- EXERCISE -
In the entries below, count every line containing "Puisque". Return the number and nothing else.

::: DATASET EXCERPTS :::

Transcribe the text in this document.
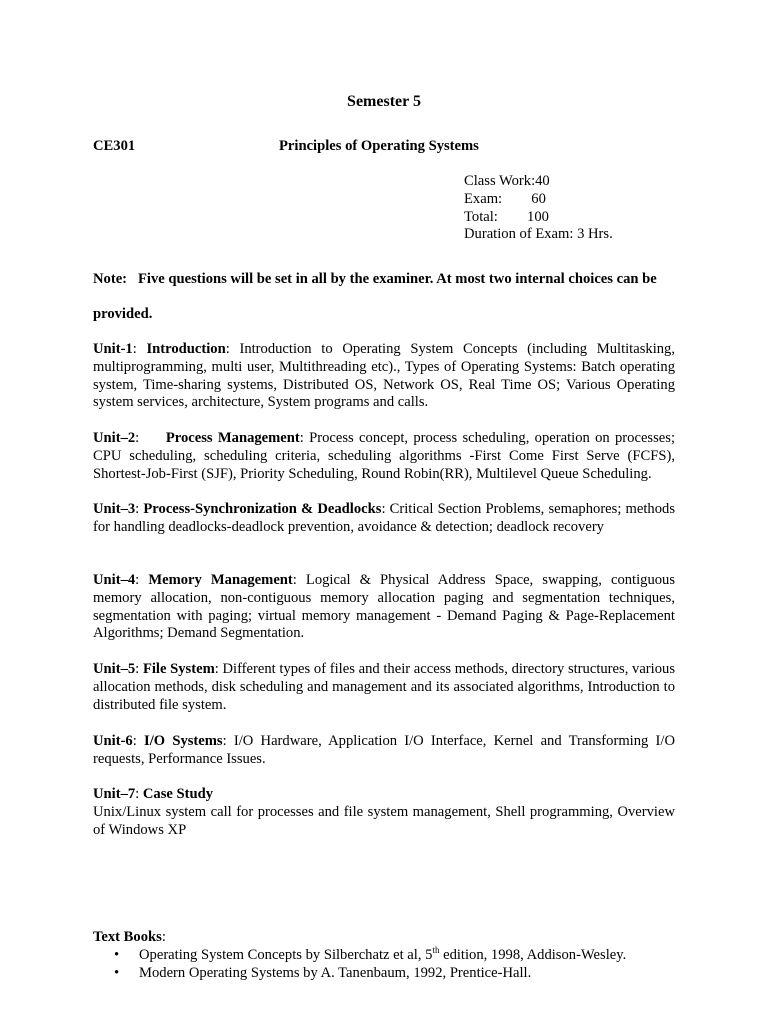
Semester 5
CE301	Principles of Operating Systems
Class Work:40
Exam:        60
Total:        100
Duration of Exam: 3 Hrs.
Note: Five questions will be set in all by the examiner. At most two internal choices can be provided.
Unit-1: Introduction: Introduction to Operating System Concepts (including Multitasking, multiprogramming, multi user, Multithreading etc)., Types of Operating Systems: Batch operating system, Time-sharing systems, Distributed OS, Network OS, Real Time OS; Various Operating system services, architecture, System programs and calls.
Unit–2:     Process Management: Process concept, process scheduling, operation on processes; CPU scheduling, scheduling criteria, scheduling algorithms -First Come First Serve (FCFS), Shortest-Job-First (SJF), Priority Scheduling, Round Robin(RR), Multilevel Queue Scheduling.
Unit–3: Process-Synchronization & Deadlocks: Critical Section Problems, semaphores; methods for handling deadlocks-deadlock prevention, avoidance & detection; deadlock recovery
Unit–4: Memory Management: Logical & Physical Address Space, swapping, contiguous memory allocation, non-contiguous memory allocation paging and segmentation techniques, segmentation with paging; virtual memory management - Demand Paging & Page-Replacement Algorithms; Demand Segmentation.
Unit–5: File System: Different types of files and their access methods, directory structures, various allocation methods, disk scheduling and management and its associated algorithms, Introduction to distributed file system.
Unit-6: I/O Systems: I/O Hardware, Application I/O Interface, Kernel and Transforming I/O requests, Performance Issues.
Unit–7: Case Study
Unix/Linux system call for processes and file system management, Shell programming, Overview of Windows XP
Text Books:
• Operating System Concepts by Silberchatz et al, 5th edition, 1998, Addison-Wesley.
• Modern Operating Systems by A. Tanenbaum, 1992, Prentice-Hall.
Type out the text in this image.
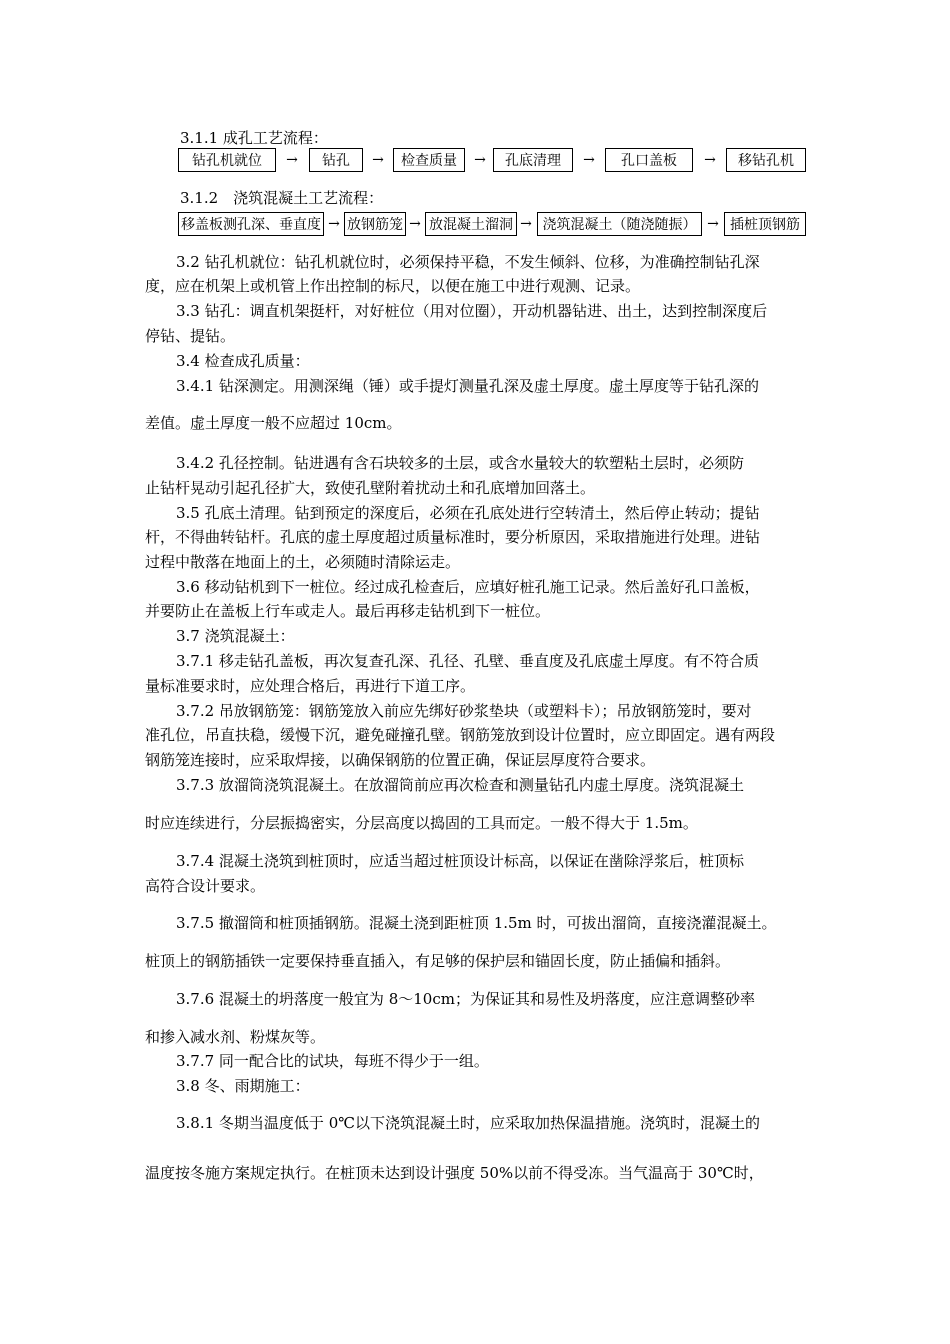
3.1.1 成孔工艺流程：
钻孔机就位	→	钻孔	→	检查质量	→	孔底清理	→	孔口盖板	→	移钻孔机
3.1.2　浇筑混凝土工艺流程：
移盖板测孔深、垂直度 → 放钢筋笼 → 放混凝土溜洞 → 浇筑混凝土（随浇随振） → 插桩顶钢筋
3.2 钻孔机就位：钻孔机就位时，必须保持平稳，不发生倾斜、位移，为准确控制钻孔深
度，应在机架上或机管上作出控制的标尺，以便在施工中进行观测、记录。
3.3 钻孔：调直机架挺杆，对好桩位（用对位圈），开动机器钻进、出土，达到控制深度后
停钻、提钻。
3.4 检查成孔质量：
3.4.1 钻深测定。用测深绳（锤）或手提灯测量孔深及虚土厚度。虚土厚度等于钻孔深的
差值。虚土厚度一般不应超过 10cm。
3.4.2 孔径控制。钻进遇有含石块较多的土层，或含水量较大的软塑粘土层时，必须防
止钻杆晃动引起孔径扩大，致使孔壁附着扰动土和孔底增加回落土。
3.5 孔底土清理。钻到预定的深度后，必须在孔底处进行空转清土，然后停止转动；提钻
杆，不得曲转钻杆。孔底的虚土厚度超过质量标准时，要分析原因，采取措施进行处理。进钻
过程中散落在地面上的土，必须随时清除运走。
3.6 移动钻机到下一桩位。经过成孔检查后，应填好桩孔施工记录。然后盖好孔口盖板，
并要防止在盖板上行车或走人。最后再移走钻机到下一桩位。
3.7 浇筑混凝土：
3.7.1 移走钻孔盖板，再次复查孔深、孔径、孔壁、垂直度及孔底虚土厚度。有不符合质
量标准要求时，应处理合格后，再进行下道工序。
3.7.2 吊放钢筋笼：钢筋笼放入前应先绑好砂浆垫块（或塑料卡）；吊放钢筋笼时，要对
准孔位，吊直扶稳，缓慢下沉，避免碰撞孔壁。钢筋笼放到设计位置时，应立即固定。遇有两段
钢筋笼连接时，应采取焊接，以确保钢筋的位置正确，保证层厚度符合要求。
3.7.3 放溜筒浇筑混凝土。在放溜筒前应再次检查和测量钻孔内虚土厚度。浇筑混凝土
时应连续进行，分层振捣密实，分层高度以捣固的工具而定。一般不得大于 1.5m。
3.7.4 混凝土浇筑到桩顶时，应适当超过桩顶设计标高，以保证在凿除浮浆后，桩顶标
高符合设计要求。
3.7.5 撤溜筒和桩顶插钢筋。混凝土浇到距桩顶 1.5m 时，可拔出溜筒，直接浇灌混凝土。
桩顶上的钢筋插铁一定要保持垂直插入，有足够的保护层和锚固长度，防止插偏和插斜。
3.7.6 混凝土的坍落度一般宜为 8～10cm；为保证其和易性及坍落度，应注意调整砂率
和掺入减水剂、粉煤灰等。
3.7.7 同一配合比的试块，每班不得少于一组。
3.8 冬、雨期施工：
3.8.1 冬期当温度低于 0℃以下浇筑混凝土时，应采取加热保温措施。浇筑时，混凝土的
温度按冬施方案规定执行。在桩顶未达到设计强度 50%以前不得受冻。当气温高于 30℃时，
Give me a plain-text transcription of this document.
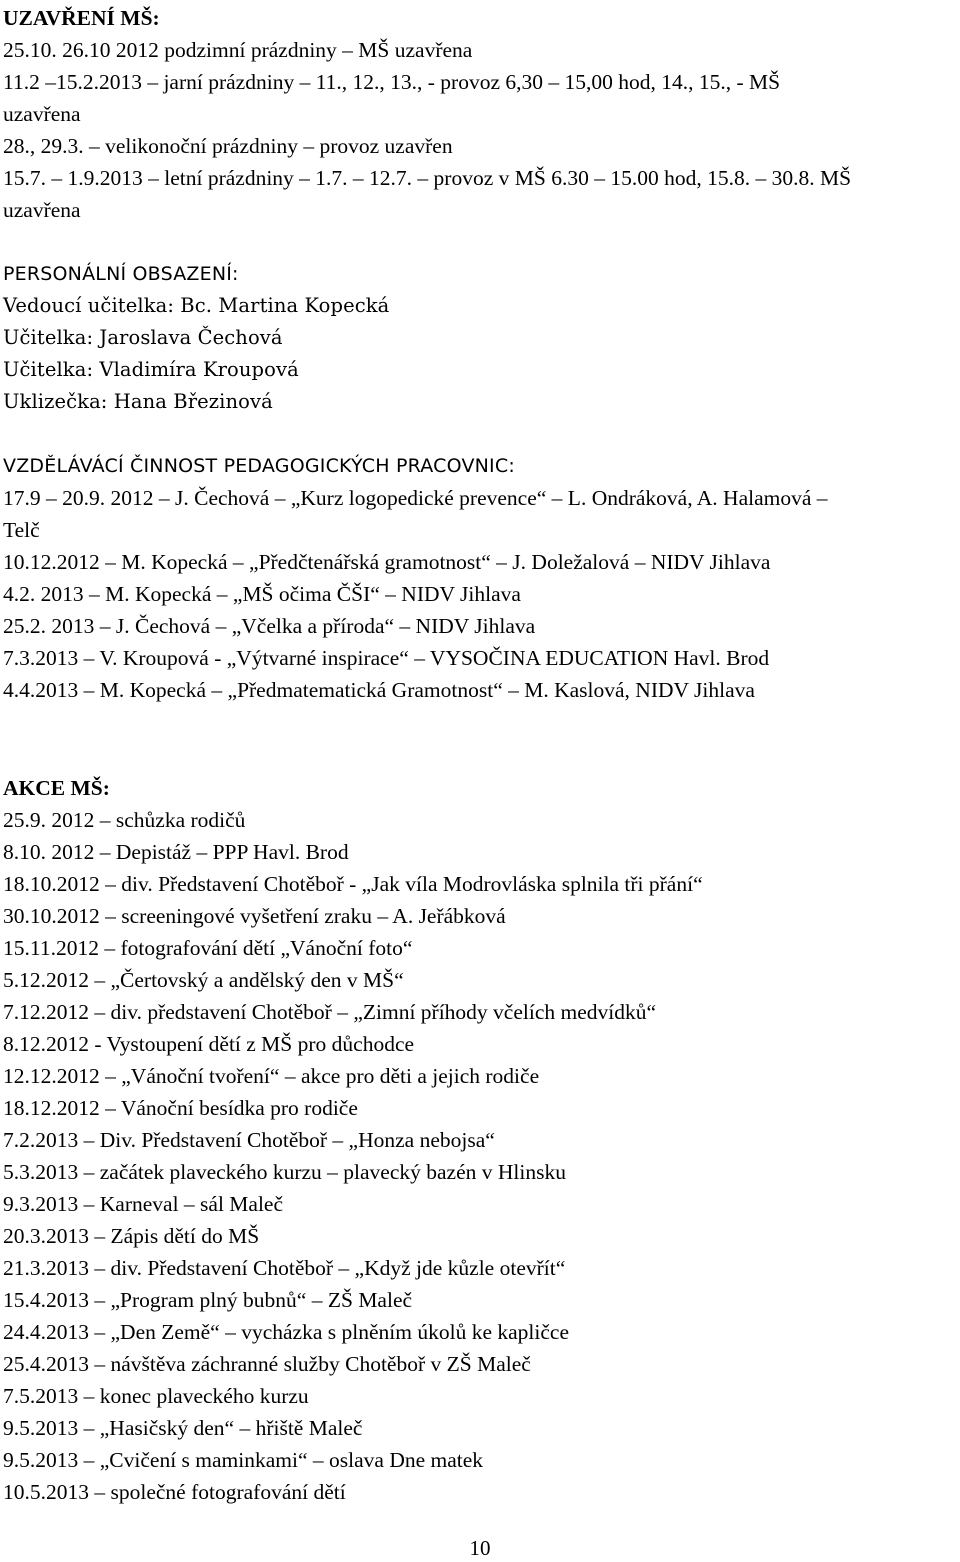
UZAVŘENÍ MŠ:
25.10. 26.10 2012 podzimní prázdniny – MŠ uzavřena
11.2 –15.2.2013 – jarní prázdniny – 11., 12., 13., - provoz 6,30 – 15,00 hod, 14., 15., - MŠ
uzavřena
28., 29.3. – velikonoční prázdniny – provoz uzavřen
15.7. – 1.9.2013 – letní prázdniny – 1.7. – 12.7. – provoz v MŠ 6.30 – 15.00 hod, 15.8. – 30.8. MŠ
uzavřena
PERSONÁLNÍ OBSAZENÍ:
Vedoucí učitelka: Bc. Martina Kopecká
Učitelka: Jaroslava Čechová
Učitelka: Vladimíra Kroupová
Uklizečka: Hana Březinová
VZDĚLÁVÁCÍ ČINNOST PEDAGOGICKÝCH PRACOVNIC:
17.9 – 20.9. 2012 – J. Čechová – „Kurz logopedické prevence“ – L. Ondráková, A. Halamová –
Telč
10.12.2012 – M. Kopecká – „Předčtenářská gramotnost“ – J. Doležalová – NIDV Jihlava
4.2. 2013 – M. Kopecká – „MŠ očima ČŠI“ – NIDV Jihlava
25.2. 2013 – J. Čechová – „Včelka a příroda“ – NIDV Jihlava
7.3.2013 – V. Kroupová - „Výtvarné inspirace“ – VYSOČINA EDUCATION Havl. Brod
4.4.2013 – M. Kopecká – „Předmatematická Gramotnost“ – M. Kaslová, NIDV Jihlava
AKCE MŠ:
25.9. 2012 – schůzka rodičů
8.10. 2012 – Depistáž – PPP Havl. Brod
18.10.2012 – div. Představení Chotěboř - „Jak víla Modrovláska splnila tři přání“
30.10.2012 – screeningové vyšetření zraku – A. Jeřábková
15.11.2012 – fotografování dětí „Vánoční foto“
5.12.2012 – „Čertovský a andělský den v MŠ“
7.12.2012 – div. představení Chotěboř – „Zimní příhody včelích medvídků“
8.12.2012 - Vystoupení dětí z MŠ pro důchodce
12.12.2012 – „Vánoční tvoření“ – akce pro děti a jejich rodiče
18.12.2012 – Vánoční besídka pro rodiče
7.2.2013 – Div. Představení Chotěboř – „Honza nebojsa“
5.3.2013 – začátek plaveckého kurzu – plavecký bazén v Hlinsku
9.3.2013 – Karneval – sál Maleč
20.3.2013 – Zápis dětí do MŠ
21.3.2013 – div. Představení Chotěboř – „Když jde kůzle otevřít“
15.4.2013 – „Program plný bubnů“ – ZŠ Maleč
24.4.2013 – „Den Země“ – vycházka s plněním úkolů ke kapličce
25.4.2013 – návštěva záchranné služby Chotěboř v ZŠ Maleč
7.5.2013 – konec plaveckého kurzu
9.5.2013 – „Hasičský den“ – hřiště Maleč
9.5.2013 – „Cvičení s maminkami“ – oslava Dne matek
10.5.2013 – společné fotografování dětí
10
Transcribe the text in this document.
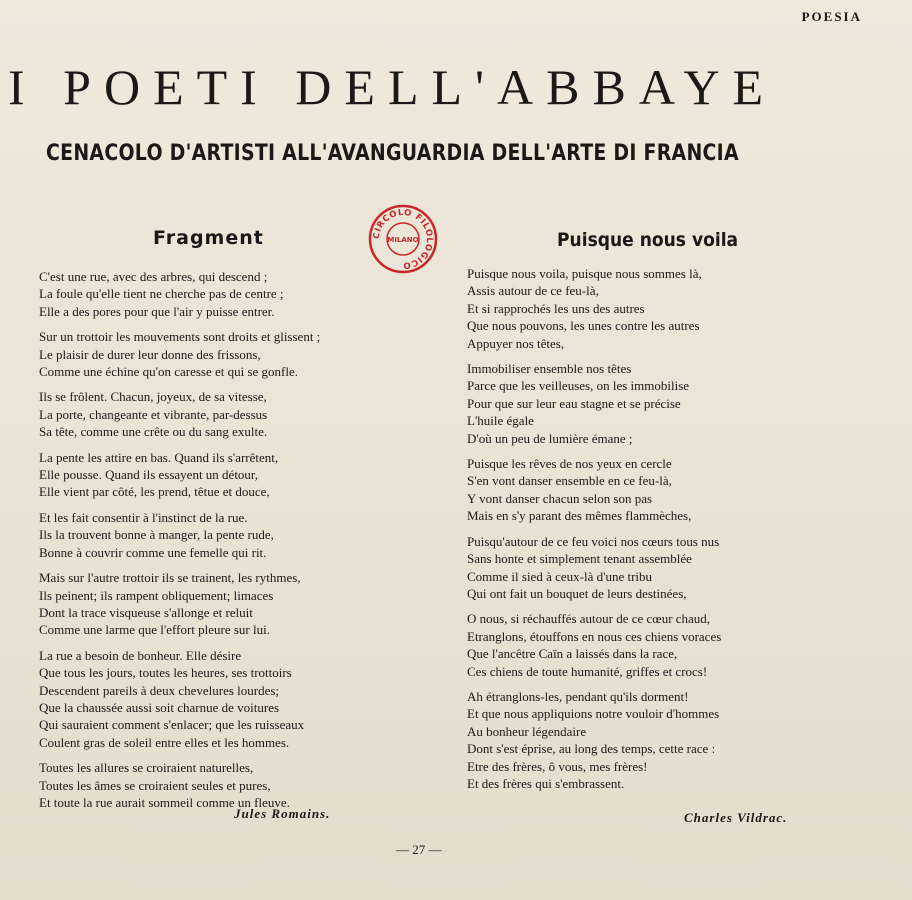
POESIA
I POETI DELL'ABBAYE
CENACOLO D'ARTISTI ALL'AVANGUARDIA DELL'ARTE DI FRANCIA
CIRCOLO FILOLOGICO
MILANO
Fragment	Puisque nous voila
C'est une rue, avec des arbres, qui descend ;
La foule qu'elle tient ne cherche pas de centre ;
Elle a des pores pour que l'air y puisse entrer.
Sur un trottoir les mouvements sont droits et glissent ;
Le plaisir de durer leur donne des frissons,
Comme une échine qu'on caresse et qui se gonfle.
Ils se frôlent. Chacun, joyeux, de sa vitesse,
La porte, changeante et vibrante, par-dessus
Sa tête, comme une crête ou du sang exulte.
La pente les attire en bas. Quand ils s'arrêtent,
Elle pousse. Quand ils essayent un détour,
Elle vient par côté, les prend, têtue et douce,
Et les fait consentir à l'instinct de la rue.
Ils la trouvent bonne à manger, la pente rude,
Bonne à couvrir comme une femelle qui rit.
Mais sur l'autre trottoir ils se trainent, les rythmes,
Ils peinent; ils rampent obliquement; limaces
Dont la trace visqueuse s'allonge et reluit
Comme une larme que l'effort pleure sur lui.
La rue a besoin de bonheur. Elle désire
Que tous les jours, toutes les heures, ses trottoirs
Descendent pareils à deux chevelures lourdes;
Que la chaussée aussi soit charnue de voitures
Qui sauraient comment s'enlacer; que les ruisseaux
Coulent gras de soleil entre elles et les hommes.
Toutes les allures se croiraient naturelles,
Toutes les âmes se croiraient seules et pures,
Et toute la rue aurait sommeil comme un fleuve.
Puisque nous voila, puisque nous sommes là,
Assis autour de ce feu-là,
Et si rapprochés les uns des autres
Que nous pouvons, les unes contre les autres
Appuyer nos têtes,
Immobiliser ensemble nos têtes
Parce que les veilleuses, on les immobilise
Pour que sur leur eau stagne et se précise
L'huile égale
D'où un peu de lumière émane ;
Puisque les rêves de nos yeux en cercle
S'en vont danser ensemble en ce feu-là,
Y vont danser chacun selon son pas
Mais en s'y parant des mêmes flammèches,
Puisqu'autour de ce feu voici nos cœurs tous nus
Sans honte et simplement tenant assemblée
Comme il sied à ceux-là d'une tribu
Qui ont fait un bouquet de leurs destinées,
O nous, si réchauffés autour de ce cœur chaud,
Etranglons, étouffons en nous ces chiens voraces
Que l'ancêtre Caïn a laissés dans la race,
Ces chiens de toute humanité, griffes et crocs!
Ah étranglons-les, pendant qu'ils dorment!
Et que nous appliquions notre vouloir d'hommes
Au bonheur légendaire
Dont s'est éprise, au long des temps, cette race :
Etre des frères, ô vous, mes frères!
Et des frères qui s'embrassent.
Jules Romains.	Charles Vildrac.
— 27 —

:::

- FULL SOLUTION -
3